**What you need to do**
Copy each row below word for word, leaving out the pictures.

**Records shown**
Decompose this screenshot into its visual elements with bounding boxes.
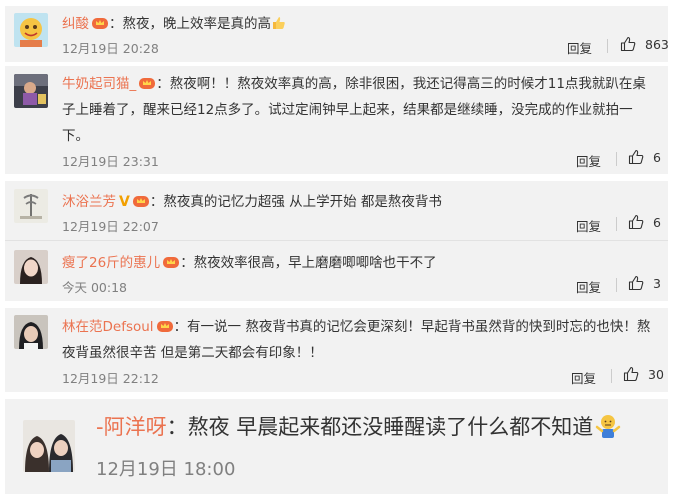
thumbs-up-icon bbox=[628, 275, 644, 291]
like-button[interactable]: 6 bbox=[628, 149, 661, 165]
divider bbox=[616, 152, 617, 166]
comment-text: -阿洋呀：熬夜 早晨起来都还没睡醒读了什么都不知道 bbox=[96, 411, 621, 441]
avatar[interactable] bbox=[23, 420, 75, 472]
reply-button[interactable]: 回复 bbox=[576, 216, 601, 235]
like-count: 6 bbox=[653, 149, 661, 165]
comment-timestamp: 12月19日 20:28 bbox=[62, 41, 159, 56]
reply-button[interactable]: 回复 bbox=[567, 38, 592, 57]
comment-text: 沐浴兰芳 V ：熬夜真的记忆力超强 从上学开始 都是熬夜背书 bbox=[62, 194, 442, 210]
thumbs-up-icon bbox=[628, 214, 644, 230]
avatar[interactable] bbox=[14, 74, 48, 108]
comment-timestamp: 12月19日 22:12 bbox=[62, 371, 159, 386]
comment-text-line: 下。 bbox=[62, 128, 89, 144]
like-button[interactable]: 3 bbox=[628, 275, 661, 291]
vip-crown-icon bbox=[138, 76, 156, 90]
username-link[interactable]: -阿洋呀 bbox=[96, 415, 167, 439]
username-link[interactable]: 林在范Defsoul bbox=[62, 319, 154, 335]
comment-text: 林在范Defsoul ：有一说一 熬夜背书真的记忆会更深刻！早起背书虽然背的快到时… bbox=[62, 319, 651, 335]
reply-button[interactable]: 回复 bbox=[571, 368, 596, 387]
comment-text: 纠酸 ：熬夜，晚上效率是真的高 bbox=[62, 12, 286, 32]
username-link[interactable]: 沐浴兰芳 bbox=[62, 194, 116, 210]
divider bbox=[607, 39, 608, 53]
divider bbox=[5, 240, 668, 241]
comment-timestamp: 12月19日 18:00 bbox=[96, 459, 236, 480]
vip-crown-icon bbox=[156, 319, 174, 333]
like-count: 3 bbox=[653, 275, 661, 291]
like-count: 6 bbox=[653, 214, 661, 230]
divider bbox=[616, 278, 617, 292]
comment-timestamp: 12月19日 23:31 bbox=[62, 154, 159, 169]
username-link[interactable]: 牛奶起司猫_ bbox=[62, 76, 136, 92]
shrug-emoji-icon bbox=[595, 413, 621, 439]
vip-crown-icon bbox=[91, 16, 109, 30]
avatar[interactable] bbox=[14, 250, 48, 284]
avatar[interactable] bbox=[14, 189, 48, 223]
comment-text-line: 夜背虽然很辛苦 但是第二天都会有印象！！ bbox=[62, 345, 323, 361]
comment-timestamp: 今天 00:18 bbox=[62, 280, 127, 295]
thumbs-up-emoji-icon bbox=[272, 16, 286, 30]
comment-timestamp: 12月19日 22:07 bbox=[62, 219, 159, 234]
like-button[interactable]: 6 bbox=[628, 214, 661, 230]
avatar[interactable] bbox=[14, 315, 48, 349]
like-count: 863 bbox=[645, 36, 669, 52]
vip-crown-icon bbox=[162, 255, 180, 269]
thumbs-up-icon bbox=[628, 149, 644, 165]
username-link[interactable]: 瘦了26斤的惠儿 bbox=[62, 255, 160, 271]
comment-text: 牛奶起司猫_ ：熬夜啊！！熬夜效率真的高，除非很困，我还记得高三的时候才11点我就… bbox=[62, 76, 646, 92]
avatar[interactable] bbox=[14, 13, 48, 47]
like-button[interactable]: 863 bbox=[620, 36, 669, 52]
username-link[interactable]: 纠酸 bbox=[62, 16, 89, 32]
reply-button[interactable]: 回复 bbox=[576, 277, 601, 296]
thumbs-up-icon bbox=[623, 366, 639, 382]
thumbs-up-icon bbox=[620, 36, 636, 52]
verified-badge-icon: V bbox=[119, 194, 130, 210]
divider bbox=[611, 369, 612, 383]
reply-button[interactable]: 回复 bbox=[576, 151, 601, 170]
comment-text: 瘦了26斤的惠儿 ：熬夜效率很高，早上磨磨唧唧啥也干不了 bbox=[62, 255, 437, 271]
comment-text-line: 子上睡着了，醒来已经12点多了。试过定闹钟早上起来，结果都是继续睡，没完成的作业… bbox=[62, 102, 633, 118]
vip-crown-icon bbox=[132, 194, 150, 208]
like-button[interactable]: 30 bbox=[623, 366, 664, 382]
divider bbox=[616, 217, 617, 231]
like-count: 30 bbox=[648, 366, 664, 382]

**Complete response**
Decompose this screenshot into its visual elements with bounding boxes.
thumbs-up-icon bbox=[628, 275, 644, 291]
like-button[interactable]: 6 bbox=[628, 149, 661, 165]
divider bbox=[616, 152, 617, 166]
comment-text: -阿洋呀：熬夜 早晨起来都还没睡醒读了什么都不知道 bbox=[96, 411, 621, 441]
avatar[interactable] bbox=[23, 420, 75, 472]
reply-button[interactable]: 回复 bbox=[576, 216, 601, 235]
like-count: 6 bbox=[653, 149, 661, 165]
comment-timestamp: 12月19日 20:28 bbox=[62, 41, 159, 56]
reply-button[interactable]: 回复 bbox=[567, 38, 592, 57]
comment-text: 沐浴兰芳 V ：熬夜真的记忆力超强 从上学开始 都是熬夜背书 bbox=[62, 194, 442, 210]
thumbs-up-icon bbox=[628, 214, 644, 230]
avatar[interactable] bbox=[14, 74, 48, 108]
comment-timestamp: 12月19日 22:12 bbox=[62, 371, 159, 386]
comment-text-line: 下。 bbox=[62, 128, 89, 144]
like-button[interactable]: 3 bbox=[628, 275, 661, 291]
vip-crown-icon bbox=[138, 76, 156, 90]
username-link[interactable]: -阿洋呀 bbox=[96, 415, 167, 439]
username-link[interactable]: 林在范Defsoul bbox=[62, 319, 154, 335]
comment-text: 林在范Defsoul ：有一说一 熬夜背书真的记忆会更深刻！早起背书虽然背的快到时… bbox=[62, 319, 651, 335]
reply-button[interactable]: 回复 bbox=[571, 368, 596, 387]
comment-text: 纠酸 ：熬夜，晚上效率是真的高 bbox=[62, 12, 286, 32]
username-link[interactable]: 沐浴兰芳 bbox=[62, 194, 116, 210]
divider bbox=[607, 39, 608, 53]
divider bbox=[5, 240, 668, 241]
comment-timestamp: 12月19日 18:00 bbox=[96, 459, 236, 480]
vip-crown-icon bbox=[156, 319, 174, 333]
like-count: 3 bbox=[653, 275, 661, 291]
like-count: 6 bbox=[653, 214, 661, 230]
divider bbox=[616, 278, 617, 292]
comment-timestamp: 12月19日 23:31 bbox=[62, 154, 159, 169]
username-link[interactable]: 牛奶起司猫_ bbox=[62, 76, 136, 92]
shrug-emoji-icon bbox=[595, 413, 621, 439]
vip-crown-icon bbox=[91, 16, 109, 30]
avatar[interactable] bbox=[14, 250, 48, 284]
avatar[interactable] bbox=[14, 189, 48, 223]
comment-text-line: 夜背虽然很辛苦 但是第二天都会有印象！！ bbox=[62, 345, 323, 361]
comment-timestamp: 今天 00:18 bbox=[62, 280, 127, 295]
thumbs-up-emoji-icon bbox=[272, 16, 286, 30]
comment-timestamp: 12月19日 22:07 bbox=[62, 219, 159, 234]
like-button[interactable]: 6 bbox=[628, 214, 661, 230]
avatar[interactable] bbox=[14, 315, 48, 349]
like-count: 863 bbox=[645, 36, 669, 52]
vip-crown-icon bbox=[162, 255, 180, 269]
thumbs-up-icon bbox=[628, 149, 644, 165]
username-link[interactable]: 瘦了26斤的惠儿 bbox=[62, 255, 160, 271]
comment-text: 牛奶起司猫_ ：熬夜啊！！熬夜效率真的高，除非很困，我还记得高三的时候才11点我就… bbox=[62, 76, 646, 92]
avatar[interactable] bbox=[14, 13, 48, 47]
like-button[interactable]: 863 bbox=[620, 36, 669, 52]
username-link[interactable]: 纠酸 bbox=[62, 16, 89, 32]
reply-button[interactable]: 回复 bbox=[576, 277, 601, 296]
thumbs-up-icon bbox=[623, 366, 639, 382]
thumbs-up-icon bbox=[620, 36, 636, 52]
verified-badge-icon: V bbox=[119, 194, 130, 210]
divider bbox=[611, 369, 612, 383]
reply-button[interactable]: 回复 bbox=[576, 151, 601, 170]
comment-text: 瘦了26斤的惠儿 ：熬夜效率很高，早上磨磨唧唧啥也干不了 bbox=[62, 255, 437, 271]
comment-text-line: 子上睡着了，醒来已经12点多了。试过定闹钟早上起来，结果都是继续睡，没完成的作业… bbox=[62, 102, 633, 118]
vip-crown-icon bbox=[132, 194, 150, 208]
like-button[interactable]: 30 bbox=[623, 366, 664, 382]
divider bbox=[616, 217, 617, 231]
like-count: 30 bbox=[648, 366, 664, 382]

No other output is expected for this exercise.